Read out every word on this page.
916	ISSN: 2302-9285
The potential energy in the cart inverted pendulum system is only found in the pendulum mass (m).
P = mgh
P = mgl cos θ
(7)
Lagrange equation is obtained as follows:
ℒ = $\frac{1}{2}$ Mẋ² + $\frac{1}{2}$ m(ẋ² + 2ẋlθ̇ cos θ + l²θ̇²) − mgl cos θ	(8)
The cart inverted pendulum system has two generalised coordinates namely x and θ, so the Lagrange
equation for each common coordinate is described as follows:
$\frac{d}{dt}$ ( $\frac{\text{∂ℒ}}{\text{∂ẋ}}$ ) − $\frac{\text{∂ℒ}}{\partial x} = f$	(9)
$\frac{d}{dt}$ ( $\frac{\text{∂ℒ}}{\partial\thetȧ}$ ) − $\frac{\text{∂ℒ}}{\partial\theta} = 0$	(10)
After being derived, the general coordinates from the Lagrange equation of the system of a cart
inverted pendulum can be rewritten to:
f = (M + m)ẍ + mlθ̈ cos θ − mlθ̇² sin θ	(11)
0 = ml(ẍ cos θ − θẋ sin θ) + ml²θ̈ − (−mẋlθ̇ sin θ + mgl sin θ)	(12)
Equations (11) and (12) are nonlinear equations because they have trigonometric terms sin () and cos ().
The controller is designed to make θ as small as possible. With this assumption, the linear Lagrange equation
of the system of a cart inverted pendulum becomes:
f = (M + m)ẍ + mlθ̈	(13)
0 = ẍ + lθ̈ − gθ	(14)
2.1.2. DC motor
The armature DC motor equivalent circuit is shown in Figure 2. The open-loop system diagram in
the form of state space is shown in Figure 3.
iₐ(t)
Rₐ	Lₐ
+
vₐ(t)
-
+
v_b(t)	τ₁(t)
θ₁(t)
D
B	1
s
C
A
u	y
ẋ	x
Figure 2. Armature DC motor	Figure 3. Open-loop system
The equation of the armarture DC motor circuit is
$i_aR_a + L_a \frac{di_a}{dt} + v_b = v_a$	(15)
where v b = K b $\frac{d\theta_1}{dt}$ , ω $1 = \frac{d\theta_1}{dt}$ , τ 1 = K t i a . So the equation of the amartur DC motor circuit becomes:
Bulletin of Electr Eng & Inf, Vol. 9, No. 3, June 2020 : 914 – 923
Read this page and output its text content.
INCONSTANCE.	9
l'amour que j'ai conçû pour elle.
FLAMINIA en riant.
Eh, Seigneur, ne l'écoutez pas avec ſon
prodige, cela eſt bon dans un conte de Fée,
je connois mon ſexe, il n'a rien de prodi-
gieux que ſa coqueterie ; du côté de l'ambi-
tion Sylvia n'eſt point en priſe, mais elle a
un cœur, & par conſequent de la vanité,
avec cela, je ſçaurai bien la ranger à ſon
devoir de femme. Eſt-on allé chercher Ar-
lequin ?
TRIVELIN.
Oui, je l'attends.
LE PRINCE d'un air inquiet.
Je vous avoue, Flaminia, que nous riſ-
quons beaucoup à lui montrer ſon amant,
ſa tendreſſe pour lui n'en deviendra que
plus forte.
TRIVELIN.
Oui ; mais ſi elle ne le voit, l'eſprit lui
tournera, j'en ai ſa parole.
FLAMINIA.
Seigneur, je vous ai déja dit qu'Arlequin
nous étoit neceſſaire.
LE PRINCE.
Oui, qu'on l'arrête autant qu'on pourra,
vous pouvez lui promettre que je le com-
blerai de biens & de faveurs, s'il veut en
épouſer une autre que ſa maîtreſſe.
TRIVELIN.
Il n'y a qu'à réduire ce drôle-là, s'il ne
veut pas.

__________________________________________________

PROBLEM TO SOLVE | Each record above should be repeated exactly as it appears.

SOLVED EXERCISE |
Read out every word on this page.
916	ISSN: 2302-9285
The potential energy in the cart inverted pendulum system is only found in the pendulum mass (m).
P = mgh
P = mgl cos θ
(7)
Lagrange equation is obtained as follows:
ℒ = $\frac{1}{2}$ Mẋ² + $\frac{1}{2}$ m(ẋ² + 2ẋlθ̇ cos θ + l²θ̇²) − mgl cos θ	(8)
The cart inverted pendulum system has two generalised coordinates namely x and θ, so the Lagrange
equation for each common coordinate is described as follows:
$\frac{d}{dt}$ ( $\frac{\text{∂ℒ}}{\text{∂ẋ}}$ ) − $\frac{\text{∂ℒ}}{\partial x} = f$	(9)
$\frac{d}{dt}$ ( $\frac{\text{∂ℒ}}{\partial\thetȧ}$ ) − $\frac{\text{∂ℒ}}{\partial\theta} = 0$	(10)
After being derived, the general coordinates from the Lagrange equation of the system of a cart
inverted pendulum can be rewritten to:
f = (M + m)ẍ + mlθ̈ cos θ − mlθ̇² sin θ	(11)
0 = ml(ẍ cos θ − θẋ sin θ) + ml²θ̈ − (−mẋlθ̇ sin θ + mgl sin θ)	(12)
Equations (11) and (12) are nonlinear equations because they have trigonometric terms sin () and cos ().
The controller is designed to make θ as small as possible. With this assumption, the linear Lagrange equation
of the system of a cart inverted pendulum becomes:
f = (M + m)ẍ + mlθ̈	(13)
0 = ẍ + lθ̈ − gθ	(14)
2.1.2. DC motor
The armature DC motor equivalent circuit is shown in Figure 2. The open-loop system diagram in
the form of state space is shown in Figure 3.
iₐ(t)
Rₐ	Lₐ
+
vₐ(t)
-
+
v_b(t)	τ₁(t)
θ₁(t)
D
B	1
s
C
A
u	y
ẋ	x
Figure 2. Armature DC motor	Figure 3. Open-loop system
The equation of the armarture DC motor circuit is
$i_aR_a + L_a \frac{di_a}{dt} + v_b = v_a$	(15)
where v b = K b $\frac{d\theta_1}{dt}$ , ω $1 = \frac{d\theta_1}{dt}$ , τ 1 = K t i a . So the equation of the amartur DC motor circuit becomes:
Bulletin of Electr Eng & Inf, Vol. 9, No. 3, June 2020 : 914 – 923
Read this page and output its text content.
INCONSTANCE.	9
l'amour que j'ai conçû pour elle.
FLAMINIA en riant.
Eh, Seigneur, ne l'écoutez pas avec ſon
prodige, cela eſt bon dans un conte de Fée,
je connois mon ſexe, il n'a rien de prodi-
gieux que ſa coqueterie ; du côté de l'ambi-
tion Sylvia n'eſt point en priſe, mais elle a
un cœur, & par conſequent de la vanité,
avec cela, je ſçaurai bien la ranger à ſon
devoir de femme. Eſt-on allé chercher Ar-
lequin ?
TRIVELIN.
Oui, je l'attends.
LE PRINCE d'un air inquiet.
Je vous avoue, Flaminia, que nous riſ-
quons beaucoup à lui montrer ſon amant,
ſa tendreſſe pour lui n'en deviendra que
plus forte.
TRIVELIN.
Oui ; mais ſi elle ne le voit, l'eſprit lui
tournera, j'en ai ſa parole.
FLAMINIA.
Seigneur, je vous ai déja dit qu'Arlequin
nous étoit neceſſaire.
LE PRINCE.
Oui, qu'on l'arrête autant qu'on pourra,
vous pouvez lui promettre que je le com-
blerai de biens & de faveurs, s'il veut en
épouſer une autre que ſa maîtreſſe.
TRIVELIN.
Il n'y a qu'à réduire ce drôle-là, s'il ne
veut pas.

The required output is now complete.